Problem to work on: Transcribe every line of the entries below without any changes, and leave out the pictures.

---------- Data for the task ----------

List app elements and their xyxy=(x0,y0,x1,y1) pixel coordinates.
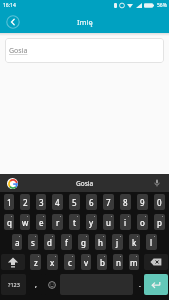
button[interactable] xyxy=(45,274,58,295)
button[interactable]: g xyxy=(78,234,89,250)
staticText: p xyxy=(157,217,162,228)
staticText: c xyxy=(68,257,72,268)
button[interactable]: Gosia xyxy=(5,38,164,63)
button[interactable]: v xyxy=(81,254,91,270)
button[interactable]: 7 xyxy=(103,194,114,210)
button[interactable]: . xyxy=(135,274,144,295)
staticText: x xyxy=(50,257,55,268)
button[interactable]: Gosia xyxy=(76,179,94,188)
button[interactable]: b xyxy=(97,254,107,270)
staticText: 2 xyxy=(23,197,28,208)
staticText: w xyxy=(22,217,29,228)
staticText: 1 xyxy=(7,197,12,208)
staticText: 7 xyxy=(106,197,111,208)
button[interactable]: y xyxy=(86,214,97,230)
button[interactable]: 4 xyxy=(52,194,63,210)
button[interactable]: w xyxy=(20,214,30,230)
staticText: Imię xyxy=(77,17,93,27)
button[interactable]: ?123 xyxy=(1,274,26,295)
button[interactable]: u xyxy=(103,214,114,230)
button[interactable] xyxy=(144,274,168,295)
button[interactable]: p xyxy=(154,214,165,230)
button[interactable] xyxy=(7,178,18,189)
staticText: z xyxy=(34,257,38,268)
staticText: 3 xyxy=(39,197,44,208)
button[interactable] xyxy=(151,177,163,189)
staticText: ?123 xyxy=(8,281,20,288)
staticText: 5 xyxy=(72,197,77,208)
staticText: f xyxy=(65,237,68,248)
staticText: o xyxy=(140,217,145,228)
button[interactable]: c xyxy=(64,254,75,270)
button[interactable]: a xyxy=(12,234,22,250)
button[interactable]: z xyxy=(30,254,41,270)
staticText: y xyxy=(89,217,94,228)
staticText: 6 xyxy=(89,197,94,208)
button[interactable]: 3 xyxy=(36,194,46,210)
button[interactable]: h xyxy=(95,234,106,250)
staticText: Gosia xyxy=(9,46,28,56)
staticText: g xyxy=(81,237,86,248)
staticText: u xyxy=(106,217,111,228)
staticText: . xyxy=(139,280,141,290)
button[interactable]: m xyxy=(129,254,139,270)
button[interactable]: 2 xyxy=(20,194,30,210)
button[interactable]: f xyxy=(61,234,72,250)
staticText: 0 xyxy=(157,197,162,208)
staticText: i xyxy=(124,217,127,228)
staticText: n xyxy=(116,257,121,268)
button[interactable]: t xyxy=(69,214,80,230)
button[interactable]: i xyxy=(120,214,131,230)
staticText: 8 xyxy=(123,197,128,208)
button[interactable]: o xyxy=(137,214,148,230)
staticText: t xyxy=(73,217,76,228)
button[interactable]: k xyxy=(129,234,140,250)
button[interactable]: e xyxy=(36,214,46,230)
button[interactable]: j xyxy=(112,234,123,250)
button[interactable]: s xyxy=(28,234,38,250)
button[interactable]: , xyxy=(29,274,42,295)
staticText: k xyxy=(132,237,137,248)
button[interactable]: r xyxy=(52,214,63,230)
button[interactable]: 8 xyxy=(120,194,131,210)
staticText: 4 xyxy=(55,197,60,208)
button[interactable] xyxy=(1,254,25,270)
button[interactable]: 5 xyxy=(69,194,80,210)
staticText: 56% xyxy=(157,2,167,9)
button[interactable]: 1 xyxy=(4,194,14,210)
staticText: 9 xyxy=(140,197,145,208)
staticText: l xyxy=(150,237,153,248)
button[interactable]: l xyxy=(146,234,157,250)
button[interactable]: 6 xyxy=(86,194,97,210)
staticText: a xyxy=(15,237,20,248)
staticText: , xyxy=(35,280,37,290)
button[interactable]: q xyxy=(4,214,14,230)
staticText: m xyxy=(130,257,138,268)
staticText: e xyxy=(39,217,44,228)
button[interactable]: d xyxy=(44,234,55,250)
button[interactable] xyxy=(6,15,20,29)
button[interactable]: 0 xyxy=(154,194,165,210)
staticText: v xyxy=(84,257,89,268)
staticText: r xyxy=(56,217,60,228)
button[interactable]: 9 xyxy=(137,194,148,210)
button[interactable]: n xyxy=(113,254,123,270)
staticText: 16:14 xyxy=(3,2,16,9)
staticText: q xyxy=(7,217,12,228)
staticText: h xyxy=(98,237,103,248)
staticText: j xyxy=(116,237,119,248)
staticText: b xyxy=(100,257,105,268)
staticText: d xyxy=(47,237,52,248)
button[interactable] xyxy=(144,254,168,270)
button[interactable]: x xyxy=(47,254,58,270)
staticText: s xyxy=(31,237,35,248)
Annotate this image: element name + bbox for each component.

----------

Task solution:
List app elements and their xyxy=(x0,y0,x1,y1) pixel coordinates.
button[interactable] xyxy=(45,274,58,295)
button[interactable]: g xyxy=(78,234,89,250)
staticText: p xyxy=(157,217,162,228)
staticText: c xyxy=(68,257,72,268)
button[interactable]: Gosia xyxy=(5,38,164,63)
button[interactable]: v xyxy=(81,254,91,270)
button[interactable]: 7 xyxy=(103,194,114,210)
button[interactable]: . xyxy=(135,274,144,295)
staticText: x xyxy=(50,257,55,268)
button[interactable]: Gosia xyxy=(76,179,94,188)
button[interactable]: b xyxy=(97,254,107,270)
staticText: 2 xyxy=(23,197,28,208)
staticText: w xyxy=(22,217,29,228)
staticText: 1 xyxy=(7,197,12,208)
staticText: 7 xyxy=(106,197,111,208)
button[interactable]: y xyxy=(86,214,97,230)
button[interactable]: 4 xyxy=(52,194,63,210)
button[interactable]: w xyxy=(20,214,30,230)
staticText: Imię xyxy=(77,17,93,27)
button[interactable]: ?123 xyxy=(1,274,26,295)
button[interactable]: u xyxy=(103,214,114,230)
button[interactable] xyxy=(144,274,168,295)
button[interactable]: p xyxy=(154,214,165,230)
button[interactable] xyxy=(7,178,18,189)
staticText: z xyxy=(34,257,38,268)
staticText: 3 xyxy=(39,197,44,208)
button[interactable] xyxy=(151,177,163,189)
staticText: ?123 xyxy=(8,281,20,288)
staticText: 5 xyxy=(72,197,77,208)
staticText: f xyxy=(65,237,68,248)
staticText: o xyxy=(140,217,145,228)
button[interactable]: c xyxy=(64,254,75,270)
button[interactable]: a xyxy=(12,234,22,250)
button[interactable]: z xyxy=(30,254,41,270)
staticText: y xyxy=(89,217,94,228)
staticText: 6 xyxy=(89,197,94,208)
button[interactable]: 3 xyxy=(36,194,46,210)
button[interactable]: h xyxy=(95,234,106,250)
staticText: Gosia xyxy=(9,46,28,56)
staticText: g xyxy=(81,237,86,248)
staticText: u xyxy=(106,217,111,228)
staticText: . xyxy=(139,280,141,290)
button[interactable]: m xyxy=(129,254,139,270)
button[interactable]: 2 xyxy=(20,194,30,210)
button[interactable]: f xyxy=(61,234,72,250)
staticText: 0 xyxy=(157,197,162,208)
staticText: i xyxy=(124,217,127,228)
staticText: n xyxy=(116,257,121,268)
button[interactable]: t xyxy=(69,214,80,230)
button[interactable]: i xyxy=(120,214,131,230)
staticText: 8 xyxy=(123,197,128,208)
button[interactable]: o xyxy=(137,214,148,230)
staticText: t xyxy=(73,217,76,228)
button[interactable]: k xyxy=(129,234,140,250)
button[interactable]: e xyxy=(36,214,46,230)
button[interactable]: j xyxy=(112,234,123,250)
button[interactable]: s xyxy=(28,234,38,250)
button[interactable]: , xyxy=(29,274,42,295)
staticText: k xyxy=(132,237,137,248)
button[interactable]: r xyxy=(52,214,63,230)
button[interactable]: 8 xyxy=(120,194,131,210)
staticText: 4 xyxy=(55,197,60,208)
button[interactable] xyxy=(1,254,25,270)
button[interactable]: 5 xyxy=(69,194,80,210)
staticText: 56% xyxy=(157,2,167,9)
button[interactable]: 1 xyxy=(4,194,14,210)
staticText: 9 xyxy=(140,197,145,208)
staticText: l xyxy=(150,237,153,248)
button[interactable]: l xyxy=(146,234,157,250)
button[interactable]: 6 xyxy=(86,194,97,210)
staticText: a xyxy=(15,237,20,248)
staticText: , xyxy=(35,280,37,290)
button[interactable]: q xyxy=(4,214,14,230)
staticText: m xyxy=(130,257,138,268)
staticText: e xyxy=(39,217,44,228)
button[interactable]: d xyxy=(44,234,55,250)
button[interactable] xyxy=(6,15,20,29)
button[interactable]: 0 xyxy=(154,194,165,210)
staticText: v xyxy=(84,257,89,268)
staticText: r xyxy=(56,217,60,228)
button[interactable]: 9 xyxy=(137,194,148,210)
button[interactable]: n xyxy=(113,254,123,270)
staticText: 16:14 xyxy=(3,2,16,9)
staticText: q xyxy=(7,217,12,228)
staticText: h xyxy=(98,237,103,248)
staticText: j xyxy=(116,237,119,248)
staticText: b xyxy=(100,257,105,268)
staticText: d xyxy=(47,237,52,248)
button[interactable] xyxy=(144,254,168,270)
button[interactable]: x xyxy=(47,254,58,270)
staticText: s xyxy=(31,237,35,248)
Annotate this image: element name + bbox for each component.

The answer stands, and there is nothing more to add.